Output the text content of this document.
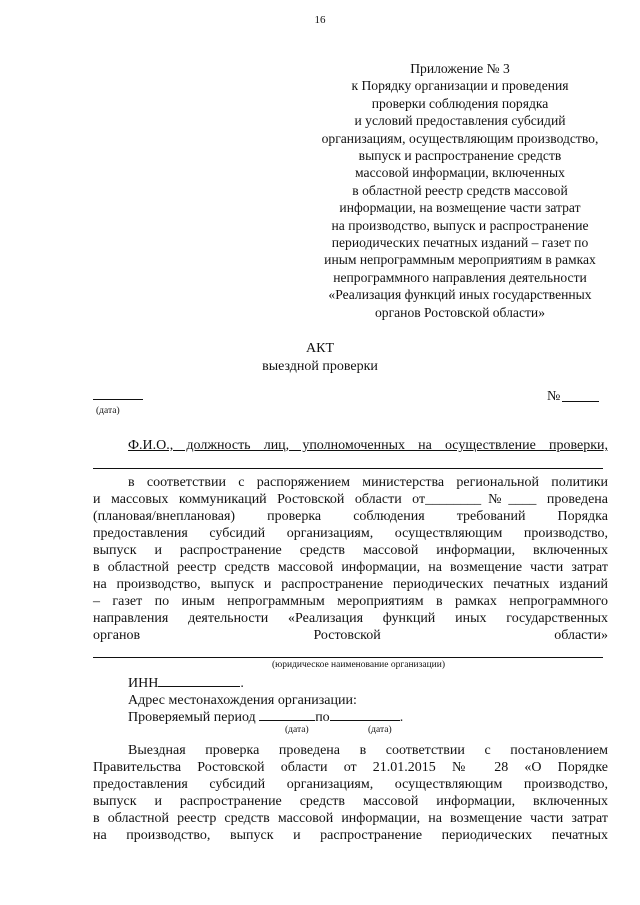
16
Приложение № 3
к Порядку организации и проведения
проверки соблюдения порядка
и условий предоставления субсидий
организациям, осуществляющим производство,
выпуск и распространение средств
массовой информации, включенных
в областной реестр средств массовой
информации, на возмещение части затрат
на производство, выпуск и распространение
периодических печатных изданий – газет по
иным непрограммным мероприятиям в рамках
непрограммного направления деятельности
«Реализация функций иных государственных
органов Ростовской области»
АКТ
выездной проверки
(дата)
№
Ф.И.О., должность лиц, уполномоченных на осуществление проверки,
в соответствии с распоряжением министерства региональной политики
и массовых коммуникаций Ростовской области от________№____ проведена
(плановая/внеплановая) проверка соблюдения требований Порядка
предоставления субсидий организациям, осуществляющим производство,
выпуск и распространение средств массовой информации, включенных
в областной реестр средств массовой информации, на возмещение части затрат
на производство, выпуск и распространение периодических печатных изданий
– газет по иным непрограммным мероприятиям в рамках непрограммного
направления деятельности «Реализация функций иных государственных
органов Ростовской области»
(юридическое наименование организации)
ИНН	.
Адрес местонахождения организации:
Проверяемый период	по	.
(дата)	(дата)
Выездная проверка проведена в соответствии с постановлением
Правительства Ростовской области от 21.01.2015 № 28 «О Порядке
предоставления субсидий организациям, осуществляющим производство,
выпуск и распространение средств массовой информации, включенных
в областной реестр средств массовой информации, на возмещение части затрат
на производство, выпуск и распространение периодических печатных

_ _ _ _

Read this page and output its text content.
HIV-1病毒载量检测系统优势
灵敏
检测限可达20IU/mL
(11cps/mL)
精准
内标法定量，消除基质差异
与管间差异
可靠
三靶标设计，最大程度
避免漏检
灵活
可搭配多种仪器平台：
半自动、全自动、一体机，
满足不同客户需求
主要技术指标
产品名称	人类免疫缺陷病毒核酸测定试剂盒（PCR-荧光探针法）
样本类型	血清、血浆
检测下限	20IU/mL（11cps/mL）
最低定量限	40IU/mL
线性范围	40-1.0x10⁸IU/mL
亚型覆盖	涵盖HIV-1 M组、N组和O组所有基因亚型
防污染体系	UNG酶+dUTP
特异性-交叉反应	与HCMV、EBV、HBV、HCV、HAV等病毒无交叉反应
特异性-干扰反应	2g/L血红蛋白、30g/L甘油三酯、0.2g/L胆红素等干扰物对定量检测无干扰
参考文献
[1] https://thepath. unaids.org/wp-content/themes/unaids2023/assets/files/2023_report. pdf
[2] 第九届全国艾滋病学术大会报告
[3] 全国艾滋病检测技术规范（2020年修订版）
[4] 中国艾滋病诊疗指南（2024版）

_ _ _ _

Instructions for the task:
Tally the lines that hold the string "выпуск" and state the total, nothing more.

Solution to the exercise:
6